Below is a listing to transcribe in full and exactly; keep the pictures out.

■ ■ ■ ■ ■

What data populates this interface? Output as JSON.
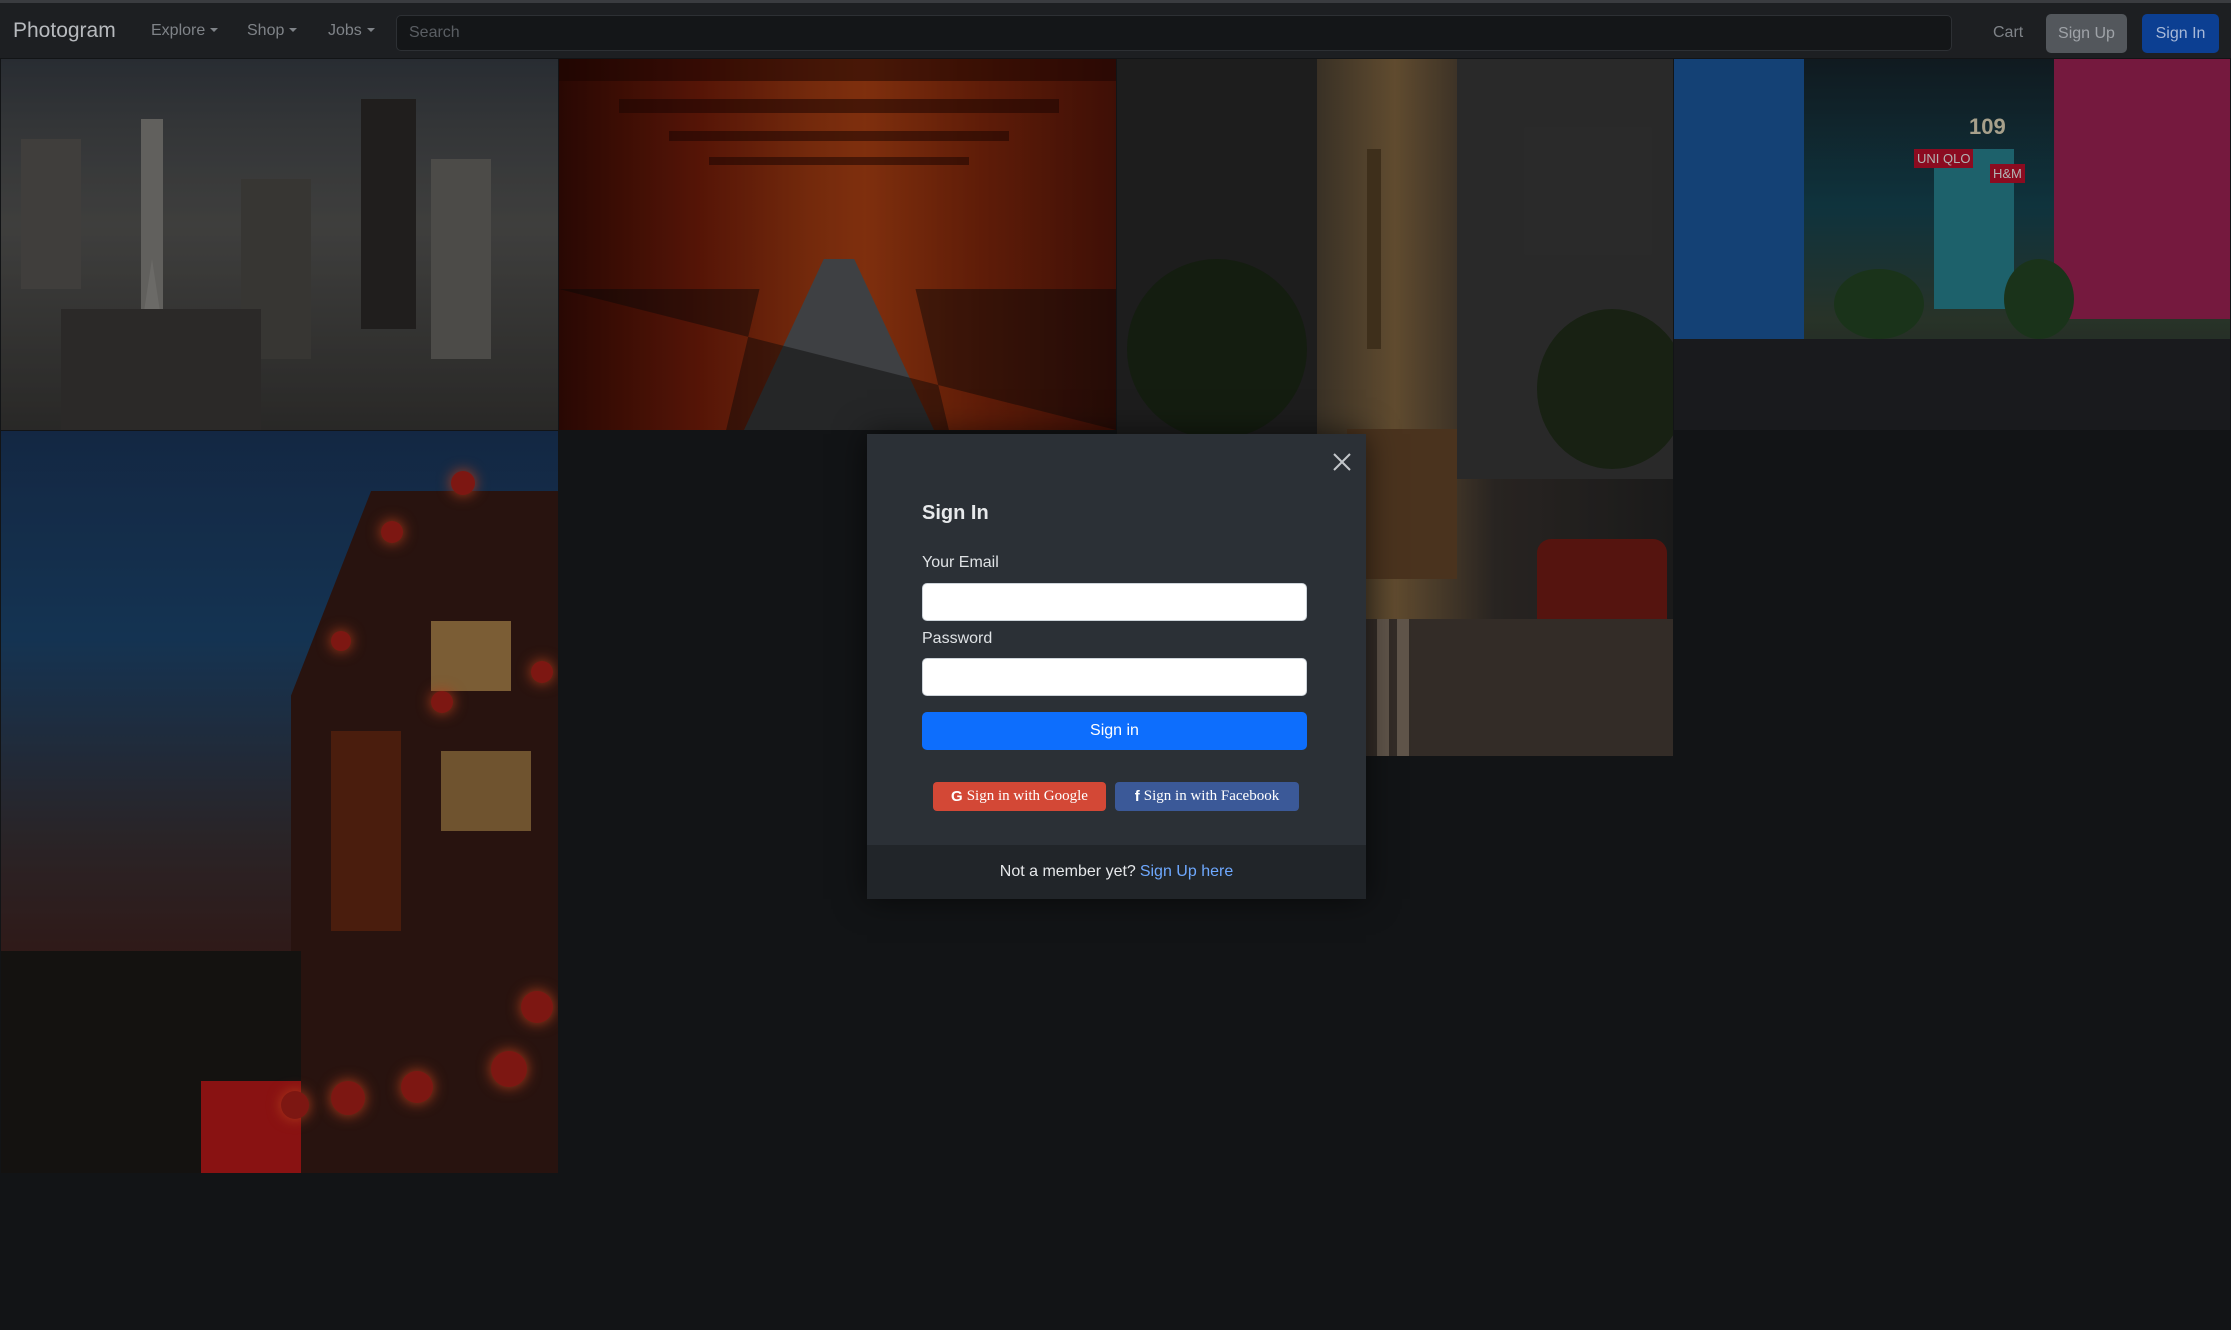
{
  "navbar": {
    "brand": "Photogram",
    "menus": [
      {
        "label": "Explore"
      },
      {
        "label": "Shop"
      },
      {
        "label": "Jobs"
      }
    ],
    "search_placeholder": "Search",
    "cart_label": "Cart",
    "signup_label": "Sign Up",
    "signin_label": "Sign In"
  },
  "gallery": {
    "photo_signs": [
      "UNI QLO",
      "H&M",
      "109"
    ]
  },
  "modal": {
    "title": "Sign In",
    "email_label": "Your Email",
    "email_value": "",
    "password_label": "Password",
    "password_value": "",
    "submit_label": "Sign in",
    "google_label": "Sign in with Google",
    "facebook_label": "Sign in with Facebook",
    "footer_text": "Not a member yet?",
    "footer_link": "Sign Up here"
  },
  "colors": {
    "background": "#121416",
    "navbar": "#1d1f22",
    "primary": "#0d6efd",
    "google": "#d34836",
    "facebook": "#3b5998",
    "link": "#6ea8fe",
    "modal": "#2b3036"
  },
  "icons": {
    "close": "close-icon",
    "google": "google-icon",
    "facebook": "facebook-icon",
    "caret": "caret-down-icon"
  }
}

■ ■ ■ ■ ■

▶ Result of this task
What data populates this interface? Output as JSON.
{
  "navbar": {
    "brand": "Photogram",
    "menus": [
      {
        "label": "Explore"
      },
      {
        "label": "Shop"
      },
      {
        "label": "Jobs"
      }
    ],
    "search_placeholder": "Search",
    "cart_label": "Cart",
    "signup_label": "Sign Up",
    "signin_label": "Sign In"
  },
  "gallery": {
    "photo_signs": [
      "UNI QLO",
      "H&M",
      "109"
    ]
  },
  "modal": {
    "title": "Sign In",
    "email_label": "Your Email",
    "email_value": "",
    "password_label": "Password",
    "password_value": "",
    "submit_label": "Sign in",
    "google_label": "Sign in with Google",
    "facebook_label": "Sign in with Facebook",
    "footer_text": "Not a member yet?",
    "footer_link": "Sign Up here"
  },
  "colors": {
    "background": "#121416",
    "navbar": "#1d1f22",
    "primary": "#0d6efd",
    "google": "#d34836",
    "facebook": "#3b5998",
    "link": "#6ea8fe",
    "modal": "#2b3036"
  },
  "icons": {
    "close": "close-icon",
    "google": "google-icon",
    "facebook": "facebook-icon",
    "caret": "caret-down-icon"
  }
}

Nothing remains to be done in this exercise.